[start THE INPUT]
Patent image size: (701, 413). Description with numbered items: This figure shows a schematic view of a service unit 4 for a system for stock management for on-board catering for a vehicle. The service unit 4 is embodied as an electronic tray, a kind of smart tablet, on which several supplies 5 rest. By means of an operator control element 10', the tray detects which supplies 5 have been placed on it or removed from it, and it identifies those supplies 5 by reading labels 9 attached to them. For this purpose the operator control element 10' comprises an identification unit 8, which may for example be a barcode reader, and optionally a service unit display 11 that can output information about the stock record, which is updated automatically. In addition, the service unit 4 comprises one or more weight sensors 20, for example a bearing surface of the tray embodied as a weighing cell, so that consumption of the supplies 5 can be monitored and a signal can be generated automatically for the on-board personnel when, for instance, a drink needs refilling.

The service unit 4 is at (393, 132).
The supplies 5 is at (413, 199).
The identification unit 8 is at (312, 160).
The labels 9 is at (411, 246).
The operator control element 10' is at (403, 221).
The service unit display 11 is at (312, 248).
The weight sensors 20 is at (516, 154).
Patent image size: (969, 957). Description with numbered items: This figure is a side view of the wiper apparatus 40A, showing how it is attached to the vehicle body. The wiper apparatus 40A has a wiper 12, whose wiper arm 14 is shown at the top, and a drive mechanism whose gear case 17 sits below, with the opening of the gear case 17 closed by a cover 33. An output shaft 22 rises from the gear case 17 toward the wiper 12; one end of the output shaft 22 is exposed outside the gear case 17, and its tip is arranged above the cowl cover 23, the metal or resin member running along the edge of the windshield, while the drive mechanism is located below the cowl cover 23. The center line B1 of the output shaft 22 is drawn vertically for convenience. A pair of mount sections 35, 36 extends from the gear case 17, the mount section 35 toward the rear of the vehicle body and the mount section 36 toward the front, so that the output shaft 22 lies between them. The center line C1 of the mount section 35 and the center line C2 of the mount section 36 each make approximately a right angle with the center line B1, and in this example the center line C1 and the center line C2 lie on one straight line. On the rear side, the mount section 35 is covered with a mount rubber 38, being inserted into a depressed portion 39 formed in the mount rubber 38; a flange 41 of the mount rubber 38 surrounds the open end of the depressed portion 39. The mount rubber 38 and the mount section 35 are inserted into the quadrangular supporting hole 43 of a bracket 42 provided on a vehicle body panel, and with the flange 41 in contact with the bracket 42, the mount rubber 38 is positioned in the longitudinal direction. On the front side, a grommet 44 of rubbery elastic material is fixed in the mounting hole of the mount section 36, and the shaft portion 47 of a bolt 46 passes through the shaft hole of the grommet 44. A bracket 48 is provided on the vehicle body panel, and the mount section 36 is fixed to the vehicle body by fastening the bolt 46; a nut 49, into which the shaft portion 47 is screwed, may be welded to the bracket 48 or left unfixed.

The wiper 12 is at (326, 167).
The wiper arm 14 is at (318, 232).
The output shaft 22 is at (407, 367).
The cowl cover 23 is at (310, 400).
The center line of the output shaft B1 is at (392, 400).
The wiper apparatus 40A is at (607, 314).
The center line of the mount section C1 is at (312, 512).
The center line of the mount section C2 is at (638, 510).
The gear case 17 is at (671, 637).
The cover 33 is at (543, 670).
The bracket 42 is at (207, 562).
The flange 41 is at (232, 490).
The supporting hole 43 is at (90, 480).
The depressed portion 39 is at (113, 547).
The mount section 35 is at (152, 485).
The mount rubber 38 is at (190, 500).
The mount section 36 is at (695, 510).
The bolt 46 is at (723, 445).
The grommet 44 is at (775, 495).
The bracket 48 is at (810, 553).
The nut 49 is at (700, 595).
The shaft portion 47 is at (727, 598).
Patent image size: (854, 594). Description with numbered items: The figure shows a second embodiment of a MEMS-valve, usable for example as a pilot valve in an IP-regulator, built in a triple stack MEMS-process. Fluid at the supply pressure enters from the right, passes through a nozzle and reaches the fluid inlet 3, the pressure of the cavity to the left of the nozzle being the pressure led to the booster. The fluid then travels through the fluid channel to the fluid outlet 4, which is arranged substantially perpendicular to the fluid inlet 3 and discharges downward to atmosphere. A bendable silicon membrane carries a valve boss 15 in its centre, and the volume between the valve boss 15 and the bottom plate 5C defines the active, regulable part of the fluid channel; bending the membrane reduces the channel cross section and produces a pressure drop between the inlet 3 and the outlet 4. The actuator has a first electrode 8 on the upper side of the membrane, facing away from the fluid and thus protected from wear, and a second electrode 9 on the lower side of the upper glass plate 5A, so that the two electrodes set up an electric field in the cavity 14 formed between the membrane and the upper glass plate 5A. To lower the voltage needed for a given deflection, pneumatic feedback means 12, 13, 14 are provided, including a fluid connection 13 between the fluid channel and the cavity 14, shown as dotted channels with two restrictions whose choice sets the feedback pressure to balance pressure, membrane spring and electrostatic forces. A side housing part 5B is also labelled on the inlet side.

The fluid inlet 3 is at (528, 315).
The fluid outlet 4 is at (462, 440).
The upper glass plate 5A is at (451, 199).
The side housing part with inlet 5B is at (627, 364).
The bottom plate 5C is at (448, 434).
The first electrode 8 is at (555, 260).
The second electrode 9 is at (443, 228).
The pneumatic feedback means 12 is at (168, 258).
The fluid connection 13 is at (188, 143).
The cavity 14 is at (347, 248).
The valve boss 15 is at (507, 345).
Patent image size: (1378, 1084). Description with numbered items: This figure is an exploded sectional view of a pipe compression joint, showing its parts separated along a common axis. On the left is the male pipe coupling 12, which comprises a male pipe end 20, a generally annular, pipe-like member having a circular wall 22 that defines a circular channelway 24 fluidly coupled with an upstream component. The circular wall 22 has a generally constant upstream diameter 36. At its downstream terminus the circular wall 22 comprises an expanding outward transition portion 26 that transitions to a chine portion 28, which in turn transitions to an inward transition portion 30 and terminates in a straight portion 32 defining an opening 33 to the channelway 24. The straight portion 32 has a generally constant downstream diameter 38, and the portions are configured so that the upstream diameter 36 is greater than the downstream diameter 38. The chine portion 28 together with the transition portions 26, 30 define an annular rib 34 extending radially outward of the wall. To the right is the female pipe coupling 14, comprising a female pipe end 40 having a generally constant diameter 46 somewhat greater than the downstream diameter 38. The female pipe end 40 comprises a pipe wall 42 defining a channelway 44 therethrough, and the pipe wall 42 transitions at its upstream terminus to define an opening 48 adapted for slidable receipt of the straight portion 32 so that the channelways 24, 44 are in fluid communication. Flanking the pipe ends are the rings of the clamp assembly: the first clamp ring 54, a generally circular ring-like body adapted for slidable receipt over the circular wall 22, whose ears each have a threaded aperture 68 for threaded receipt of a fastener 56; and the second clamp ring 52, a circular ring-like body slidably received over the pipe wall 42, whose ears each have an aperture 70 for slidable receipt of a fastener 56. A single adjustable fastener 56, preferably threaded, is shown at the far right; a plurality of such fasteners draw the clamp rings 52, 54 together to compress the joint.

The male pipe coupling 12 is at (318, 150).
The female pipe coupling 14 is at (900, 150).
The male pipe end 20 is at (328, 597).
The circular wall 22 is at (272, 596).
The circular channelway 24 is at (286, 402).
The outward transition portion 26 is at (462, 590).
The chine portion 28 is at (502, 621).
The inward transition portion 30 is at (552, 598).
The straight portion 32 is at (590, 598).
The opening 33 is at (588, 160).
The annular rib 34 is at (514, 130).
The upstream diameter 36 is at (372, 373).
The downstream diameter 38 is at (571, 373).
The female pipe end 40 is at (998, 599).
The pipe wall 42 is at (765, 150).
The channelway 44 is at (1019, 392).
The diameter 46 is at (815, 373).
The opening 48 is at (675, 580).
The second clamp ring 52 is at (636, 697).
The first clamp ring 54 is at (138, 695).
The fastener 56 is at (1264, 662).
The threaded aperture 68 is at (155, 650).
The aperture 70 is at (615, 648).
[end THE INPUT]
▶ _WHAT TO DO_
Copy out all of the lines above, substituting "Numbered description" for every "Description with numbered items" and keeping everything else the same.

▶ _ANSWER BELOW_
Patent image size: (701, 413). Numbered description: This figure shows a schematic view of a service unit 4 for a system for stock management for on-board catering for a vehicle. The service unit 4 is embodied as an electronic tray, a kind of smart tablet, on which several supplies 5 rest. By means of an operator control element 10', the tray detects which supplies 5 have been placed on it or removed from it, and it identifies those supplies 5 by reading labels 9 attached to them. For this purpose the operator control element 10' comprises an identification unit 8, which may for example be a barcode reader, and optionally a service unit display 11 that can output information about the stock record, which is updated automatically. In addition, the service unit 4 comprises one or more weight sensors 20, for example a bearing surface of the tray embodied as a weighing cell, so that consumption of the supplies 5 can be monitored and a signal can be generated automatically for the on-board personnel when, for instance, a drink needs refilling.

The service unit 4 is at (393, 132).
The supplies 5 is at (413, 199).
The identification unit 8 is at (312, 160).
The labels 9 is at (411, 246).
The operator control element 10' is at (403, 221).
The service unit display 11 is at (312, 248).
The weight sensors 20 is at (516, 154).
Patent image size: (969, 957). Numbered description: This figure is a side view of the wiper apparatus 40A, showing how it is attached to the vehicle body. The wiper apparatus 40A has a wiper 12, whose wiper arm 14 is shown at the top, and a drive mechanism whose gear case 17 sits below, with the opening of the gear case 17 closed by a cover 33. An output shaft 22 rises from the gear case 17 toward the wiper 12; one end of the output shaft 22 is exposed outside the gear case 17, and its tip is arranged above the cowl cover 23, the metal or resin member running along the edge of the windshield, while the drive mechanism is located below the cowl cover 23. The center line B1 of the output shaft 22 is drawn vertically for convenience. A pair of mount sections 35, 36 extends from the gear case 17, the mount section 35 toward the rear of the vehicle body and the mount section 36 toward the front, so that the output shaft 22 lies between them. The center line C1 of the mount section 35 and the center line C2 of the mount section 36 each make approximately a right angle with the center line B1, and in this example the center line C1 and the center line C2 lie on one straight line. On the rear side, the mount section 35 is covered with a mount rubber 38, being inserted into a depressed portion 39 formed in the mount rubber 38; a flange 41 of the mount rubber 38 surrounds the open end of the depressed portion 39. The mount rubber 38 and the mount section 35 are inserted into the quadrangular supporting hole 43 of a bracket 42 provided on a vehicle body panel, and with the flange 41 in contact with the bracket 42, the mount rubber 38 is positioned in the longitudinal direction. On the front side, a grommet 44 of rubbery elastic material is fixed in the mounting hole of the mount section 36, and the shaft portion 47 of a bolt 46 passes through the shaft hole of the grommet 44. A bracket 48 is provided on the vehicle body panel, and the mount section 36 is fixed to the vehicle body by fastening the bolt 46; a nut 49, into which the shaft portion 47 is screwed, may be welded to the bracket 48 or left unfixed.

The wiper 12 is at (326, 167).
The wiper arm 14 is at (318, 232).
The output shaft 22 is at (407, 367).
The cowl cover 23 is at (310, 400).
The center line of the output shaft B1 is at (392, 400).
The wiper apparatus 40A is at (607, 314).
The center line of the mount section C1 is at (312, 512).
The center line of the mount section C2 is at (638, 510).
The gear case 17 is at (671, 637).
The cover 33 is at (543, 670).
The bracket 42 is at (207, 562).
The flange 41 is at (232, 490).
The supporting hole 43 is at (90, 480).
The depressed portion 39 is at (113, 547).
The mount section 35 is at (152, 485).
The mount rubber 38 is at (190, 500).
The mount section 36 is at (695, 510).
The bolt 46 is at (723, 445).
The grommet 44 is at (775, 495).
The bracket 48 is at (810, 553).
The nut 49 is at (700, 595).
The shaft portion 47 is at (727, 598).
Patent image size: (854, 594). Numbered description: The figure shows a second embodiment of a MEMS-valve, usable for example as a pilot valve in an IP-regulator, built in a triple stack MEMS-process. Fluid at the supply pressure enters from the right, passes through a nozzle and reaches the fluid inlet 3, the pressure of the cavity to the left of the nozzle being the pressure led to the booster. The fluid then travels through the fluid channel to the fluid outlet 4, which is arranged substantially perpendicular to the fluid inlet 3 and discharges downward to atmosphere. A bendable silicon membrane carries a valve boss 15 in its centre, and the volume between the valve boss 15 and the bottom plate 5C defines the active, regulable part of the fluid channel; bending the membrane reduces the channel cross section and produces a pressure drop between the inlet 3 and the outlet 4. The actuator has a first electrode 8 on the upper side of the membrane, facing away from the fluid and thus protected from wear, and a second electrode 9 on the lower side of the upper glass plate 5A, so that the two electrodes set up an electric field in the cavity 14 formed between the membrane and the upper glass plate 5A. To lower the voltage needed for a given deflection, pneumatic feedback means 12, 13, 14 are provided, including a fluid connection 13 between the fluid channel and the cavity 14, shown as dotted channels with two restrictions whose choice sets the feedback pressure to balance pressure, membrane spring and electrostatic forces. A side housing part 5B is also labelled on the inlet side.

The fluid inlet 3 is at (528, 315).
The fluid outlet 4 is at (462, 440).
The upper glass plate 5A is at (451, 199).
The side housing part with inlet 5B is at (627, 364).
The bottom plate 5C is at (448, 434).
The first electrode 8 is at (555, 260).
The second electrode 9 is at (443, 228).
The pneumatic feedback means 12 is at (168, 258).
The fluid connection 13 is at (188, 143).
The cavity 14 is at (347, 248).
The valve boss 15 is at (507, 345).
Patent image size: (1378, 1084). Numbered description: This figure is an exploded sectional view of a pipe compression joint, showing its parts separated along a common axis. On the left is the male pipe coupling 12, which comprises a male pipe end 20, a generally annular, pipe-like member having a circular wall 22 that defines a circular channelway 24 fluidly coupled with an upstream component. The circular wall 22 has a generally constant upstream diameter 36. At its downstream terminus the circular wall 22 comprises an expanding outward transition portion 26 that transitions to a chine portion 28, which in turn transitions to an inward transition portion 30 and terminates in a straight portion 32 defining an opening 33 to the channelway 24. The straight portion 32 has a generally constant downstream diameter 38, and the portions are configured so that the upstream diameter 36 is greater than the downstream diameter 38. The chine portion 28 together with the transition portions 26, 30 define an annular rib 34 extending radially outward of the wall. To the right is the female pipe coupling 14, comprising a female pipe end 40 having a generally constant diameter 46 somewhat greater than the downstream diameter 38. The female pipe end 40 comprises a pipe wall 42 defining a channelway 44 therethrough, and the pipe wall 42 transitions at its upstream terminus to define an opening 48 adapted for slidable receipt of the straight portion 32 so that the channelways 24, 44 are in fluid communication. Flanking the pipe ends are the rings of the clamp assembly: the first clamp ring 54, a generally circular ring-like body adapted for slidable receipt over the circular wall 22, whose ears each have a threaded aperture 68 for threaded receipt of a fastener 56; and the second clamp ring 52, a circular ring-like body slidably received over the pipe wall 42, whose ears each have an aperture 70 for slidable receipt of a fastener 56. A single adjustable fastener 56, preferably threaded, is shown at the far right; a plurality of such fasteners draw the clamp rings 52, 54 together to compress the joint.

The male pipe coupling 12 is at (318, 150).
The female pipe coupling 14 is at (900, 150).
The male pipe end 20 is at (328, 597).
The circular wall 22 is at (272, 596).
The circular channelway 24 is at (286, 402).
The outward transition portion 26 is at (462, 590).
The chine portion 28 is at (502, 621).
The inward transition portion 30 is at (552, 598).
The straight portion 32 is at (590, 598).
The opening 33 is at (588, 160).
The annular rib 34 is at (514, 130).
The upstream diameter 36 is at (372, 373).
The downstream diameter 38 is at (571, 373).
The female pipe end 40 is at (998, 599).
The pipe wall 42 is at (765, 150).
The channelway 44 is at (1019, 392).
The diameter 46 is at (815, 373).
The opening 48 is at (675, 580).
The second clamp ring 52 is at (636, 697).
The first clamp ring 54 is at (138, 695).
The fastener 56 is at (1264, 662).
The threaded aperture 68 is at (155, 650).
The aperture 70 is at (615, 648).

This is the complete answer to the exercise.